Recorded data |
..........

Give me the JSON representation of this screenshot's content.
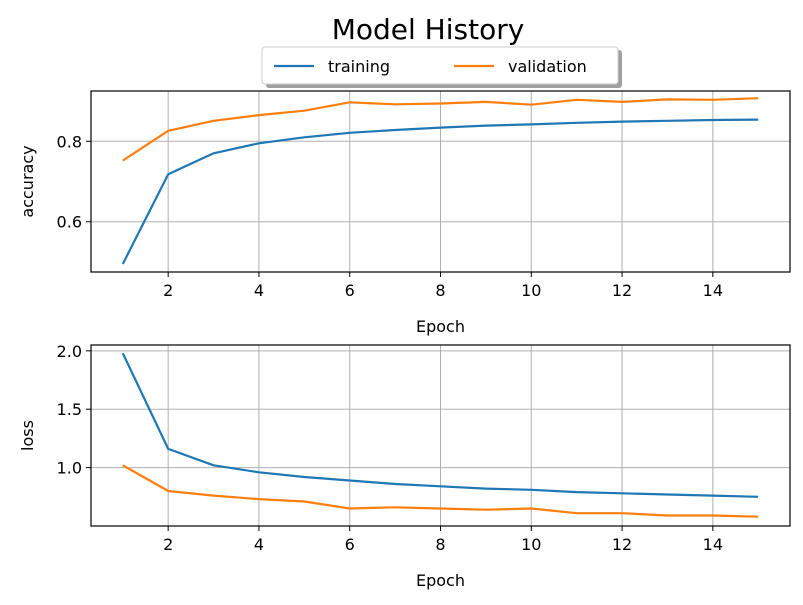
{
  "figure": {
    "title": "Model History"
  },
  "legend": {
    "entries": [
      {
        "label": "training",
        "color": "#1f77b4"
      },
      {
        "label": "validation",
        "color": "#ff7f0e"
      }
    ]
  },
  "chart_data": [
    {
      "type": "line",
      "title": "",
      "xlabel": "Epoch",
      "ylabel": "accuracy",
      "x": [
        1,
        2,
        3,
        4,
        5,
        6,
        7,
        8,
        9,
        10,
        11,
        12,
        13,
        14,
        15
      ],
      "xlim": [
        0.3,
        15.7
      ],
      "ylim": [
        0.475,
        0.925
      ],
      "xticks": [
        2,
        4,
        6,
        8,
        10,
        12,
        14
      ],
      "yticks": [
        0.6,
        0.8
      ],
      "ytick_labels": [
        "0.6",
        "0.8"
      ],
      "grid": true,
      "legend_position": "above plot, center",
      "series": [
        {
          "name": "training",
          "color": "#1f77b4",
          "values": [
            0.495,
            0.718,
            0.77,
            0.795,
            0.81,
            0.821,
            0.828,
            0.834,
            0.839,
            0.842,
            0.846,
            0.849,
            0.851,
            0.853,
            0.854
          ]
        },
        {
          "name": "validation",
          "color": "#ff7f0e",
          "values": [
            0.752,
            0.826,
            0.851,
            0.865,
            0.876,
            0.897,
            0.892,
            0.894,
            0.898,
            0.891,
            0.903,
            0.898,
            0.904,
            0.903,
            0.907
          ]
        }
      ]
    },
    {
      "type": "line",
      "title": "",
      "xlabel": "Epoch",
      "ylabel": "loss",
      "x": [
        1,
        2,
        3,
        4,
        5,
        6,
        7,
        8,
        9,
        10,
        11,
        12,
        13,
        14,
        15
      ],
      "xlim": [
        0.3,
        15.7
      ],
      "ylim": [
        0.5,
        2.05
      ],
      "xticks": [
        2,
        4,
        6,
        8,
        10,
        12,
        14
      ],
      "yticks": [
        1.0,
        1.5,
        2.0
      ],
      "ytick_labels": [
        "1.0",
        "1.5",
        "2.0"
      ],
      "grid": true,
      "series": [
        {
          "name": "training",
          "color": "#1f77b4",
          "values": [
            1.98,
            1.16,
            1.02,
            0.96,
            0.92,
            0.89,
            0.86,
            0.84,
            0.82,
            0.81,
            0.79,
            0.78,
            0.77,
            0.76,
            0.75
          ]
        },
        {
          "name": "validation",
          "color": "#ff7f0e",
          "values": [
            1.02,
            0.8,
            0.76,
            0.73,
            0.71,
            0.65,
            0.66,
            0.65,
            0.64,
            0.65,
            0.61,
            0.61,
            0.59,
            0.59,
            0.58
          ]
        }
      ]
    }
  ]
}
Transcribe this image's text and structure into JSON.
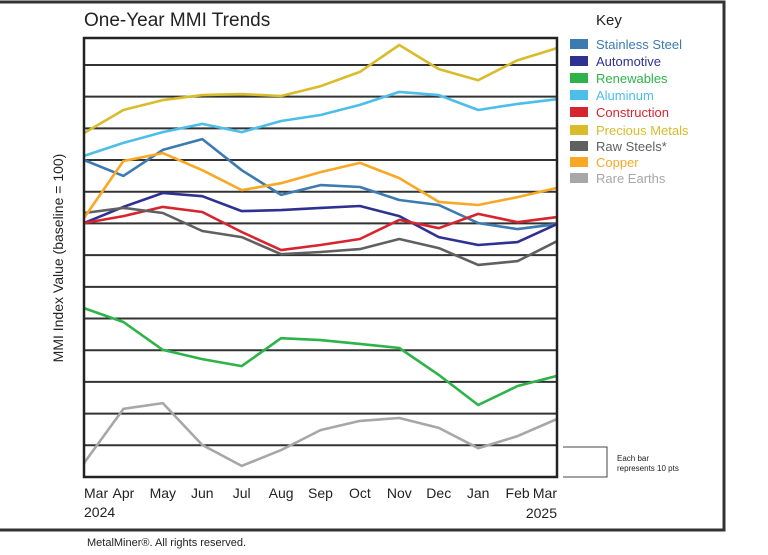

..........

Instructions to follow | Restate the full listing verbatim and drop every picture.

Full solution |
Give me the JSON representation of this screenshot's content.
{
  "figure": {
    "title": "Model History"
  },
  "legend": {
    "entries": [
      {
        "label": "training",
        "color": "#1f77b4"
      },
      {
        "label": "validation",
        "color": "#ff7f0e"
      }
    ]
  },
  "chart_data": [
    {
      "type": "line",
      "title": "",
      "xlabel": "Epoch",
      "ylabel": "accuracy",
      "x": [
        1,
        2,
        3,
        4,
        5,
        6,
        7,
        8,
        9,
        10,
        11,
        12,
        13,
        14,
        15
      ],
      "xlim": [
        0.3,
        15.7
      ],
      "ylim": [
        0.475,
        0.925
      ],
      "xticks": [
        2,
        4,
        6,
        8,
        10,
        12,
        14
      ],
      "yticks": [
        0.6,
        0.8
      ],
      "ytick_labels": [
        "0.6",
        "0.8"
      ],
      "grid": true,
      "legend_position": "above plot, center",
      "series": [
        {
          "name": "training",
          "color": "#1f77b4",
          "values": [
            0.495,
            0.718,
            0.77,
            0.795,
            0.81,
            0.821,
            0.828,
            0.834,
            0.839,
            0.842,
            0.846,
            0.849,
            0.851,
            0.853,
            0.854
          ]
        },
        {
          "name": "validation",
          "color": "#ff7f0e",
          "values": [
            0.752,
            0.826,
            0.851,
            0.865,
            0.876,
            0.897,
            0.892,
            0.894,
            0.898,
            0.891,
            0.903,
            0.898,
            0.904,
            0.903,
            0.907
          ]
        }
      ]
    },
    {
      "type": "line",
      "title": "",
      "xlabel": "Epoch",
      "ylabel": "loss",
      "x": [
        1,
        2,
        3,
        4,
        5,
        6,
        7,
        8,
        9,
        10,
        11,
        12,
        13,
        14,
        15
      ],
      "xlim": [
        0.3,
        15.7
      ],
      "ylim": [
        0.5,
        2.05
      ],
      "xticks": [
        2,
        4,
        6,
        8,
        10,
        12,
        14
      ],
      "yticks": [
        1.0,
        1.5,
        2.0
      ],
      "ytick_labels": [
        "1.0",
        "1.5",
        "2.0"
      ],
      "grid": true,
      "series": [
        {
          "name": "training",
          "color": "#1f77b4",
          "values": [
            1.98,
            1.16,
            1.02,
            0.96,
            0.92,
            0.89,
            0.86,
            0.84,
            0.82,
            0.81,
            0.79,
            0.78,
            0.77,
            0.76,
            0.75
          ]
        },
        {
          "name": "validation",
          "color": "#ff7f0e",
          "values": [
            1.02,
            0.8,
            0.76,
            0.73,
            0.71,
            0.65,
            0.66,
            0.65,
            0.64,
            0.65,
            0.61,
            0.61,
            0.59,
            0.59,
            0.58
          ]
        }
      ]
    }
  ]
}
Transcribe this image's text and structure into JSON.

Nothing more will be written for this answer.